Your goal >> Show every line below where "История" can be found.

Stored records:
┄┄┄┄┄┄
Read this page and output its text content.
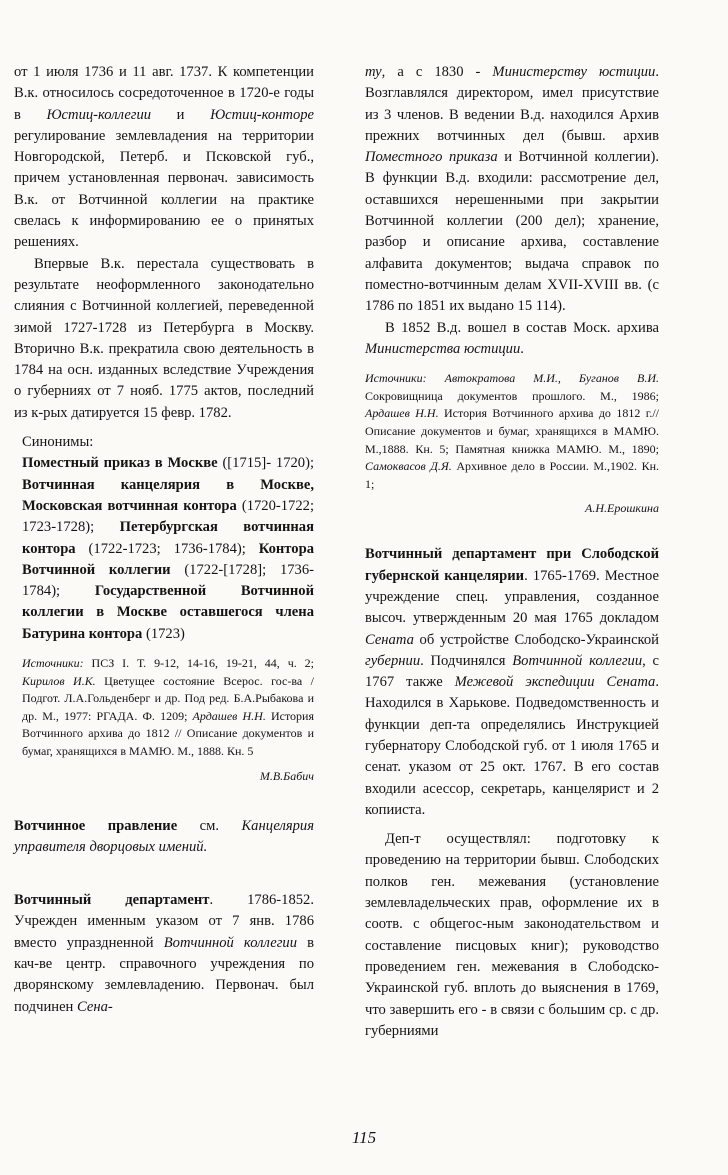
от 1 июля 1736 и 11 авг. 1737. К компетенции В.к. относилось сосредоточенное в 1720-е годы в Юстиц-коллегии и Юстиц-конторе регулирование землевладения на территории Новгородской, Петерб. и Псковской губ., причем установленная первонач. зависимость В.к. от Вотчинной коллегии на практике свелась к информированию ее о принятых решениях.

Впервые В.к. перестала существовать в результате неоформленного законодательно слияния с Вотчинной коллегией, переведенной зимой 1727-1728 из Петербурга в Москву. Вторично В.к. прекратила свою деятельность в 1784 на осн. изданных вследствие Учреждения о губерниях от 7 нояб. 1775 актов, последний из к-рых датируется 15 февр. 1782.

Синонимы:

Поместный приказ в Москве ([1715]- 1720); Вотчинная канцелярия в Москве, Московская вотчинная контора (1720-1722; 1723-1728); Петербургская вотчинная контора (1722-1723; 1736-1784); Контора Вотчинной коллегии (1722-[1728]; 1736-1784); Государственной Вотчинной коллегии в Москве оставшегося члена Батурина контора (1723)

Источники: ПСЗ I. Т. 9-12, 14-16, 19-21, 44, ч. 2; Кирилов И.К. Цветущее состояние Всерос. гос-ва / Подгот. Л.А.Гольденберг и др. Под ред. Б.А.Рыбакова и др. М., 1977: РГАДА. Ф. 1209; Ардашев Н.Н. История Вотчинного архива до 1812 // Описание документов и бумаг, хранящихся в МАМЮ. М., 1888. Кн. 5

М.В.Бабич

Вотчинное правление см. Канцелярия управителя дворцовых имений.

Вотчинный департамент. 1786-1852. Учрежден именным указом от 7 янв. 1786 вместо упраздненной Вотчинной коллегии в кач-ве центр. справочного учреждения по дворянскому землевладению. Первонач. был подчинен Сена-

ту, а с 1830 - Министерству юстиции. Возглавлялся директором, имел присутствие из 3 членов. В ведении В.д. находился Архив прежних вотчинных дел (бывш. архив Поместного приказа и Вотчинной коллегии). В функции В.д. входили: рассмотрение дел, оставшихся нерешенными при закрытии Вотчинной коллегии (200 дел); хранение, разбор и описание архива, составление алфавита документов; выдача справок по поместно-вотчинным делам XVII-XVIII вв. (с 1786 по 1851 их выдано 15 114).

В 1852 В.д. вошел в состав Моск. архива Министерства юстиции.

Источники: Автократова М.И., Буганов В.И. Сокровищница документов прошлого. М., 1986; Ардашев Н.Н. История Вотчинного архива до 1812 г.// Описание документов и бумаг, хранящихся в МАМЮ. М.,1888. Кн. 5; Памятная книжка МАМЮ. М., 1890; Самоквасов Д.Я. Архивное дело в России. М.,1902. Кн. 1;

А.Н.Ерошкина

Вотчинный департамент при Слободской губернской канцелярии. 1765-1769. Местное учреждение спец. управления, созданное высоч. утвержденным 20 мая 1765 докладом Сената об устройстве Слободско-Украинской губернии. Подчинялся Вотчинной коллегии, с 1767 также Межевой экспедиции Сената. Находился в Харькове. Подведомственность и функции деп-та определялись Инструкцией губернатору Слободской губ. от 1 июля 1765 и сенат. указом от 25 окт. 1767. В его состав входили асессор, секретарь, канцелярист и 2 копииста.

Деп-т осуществлял: подготовку к проведению на территории бывш. Слободских полков ген. межевания (установление землевладельческих прав, оформление их в соотв. с общегос-ным законодательством и составление писцовых книг); руководство проведением ген. межевания в Слободско-Украинской губ. вплоть до выяснения в 1769, что завершить его - в связи с большим ср. с др. губерниями

115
┄┄┄┄┄┄
Worked answer >>
Источники: ПСЗ I. Т. 9-12, 14-16, 19-21, 44, ч. 2; Кирилов И.К. Цветущее состояние Всерос. гос-ва / Подгот. Л.А.Гольденберг и др. Под ред. Б.А.Рыбакова и др. М., 1977: РГАДА. Ф. 1209; Ардашев Н.Н. История Вотчинного архива до 1812 // Описание документов и бумаг, хранящихся в МАМЮ. М., 1888. Кн. 5
Источники: Автократова М.И., Буганов В.И. Сокровищница документов прошлого. М., 1986; Ардашев Н.Н. История Вотчинного архива до 1812 г.// Описание документов и бумаг, хранящихся в МАМЮ. М.,1888. Кн. 5; Памятная книжка МАМЮ. М., 1890; Самоквасов Д.Я. Архивное дело в России. М.,1902. Кн. 1;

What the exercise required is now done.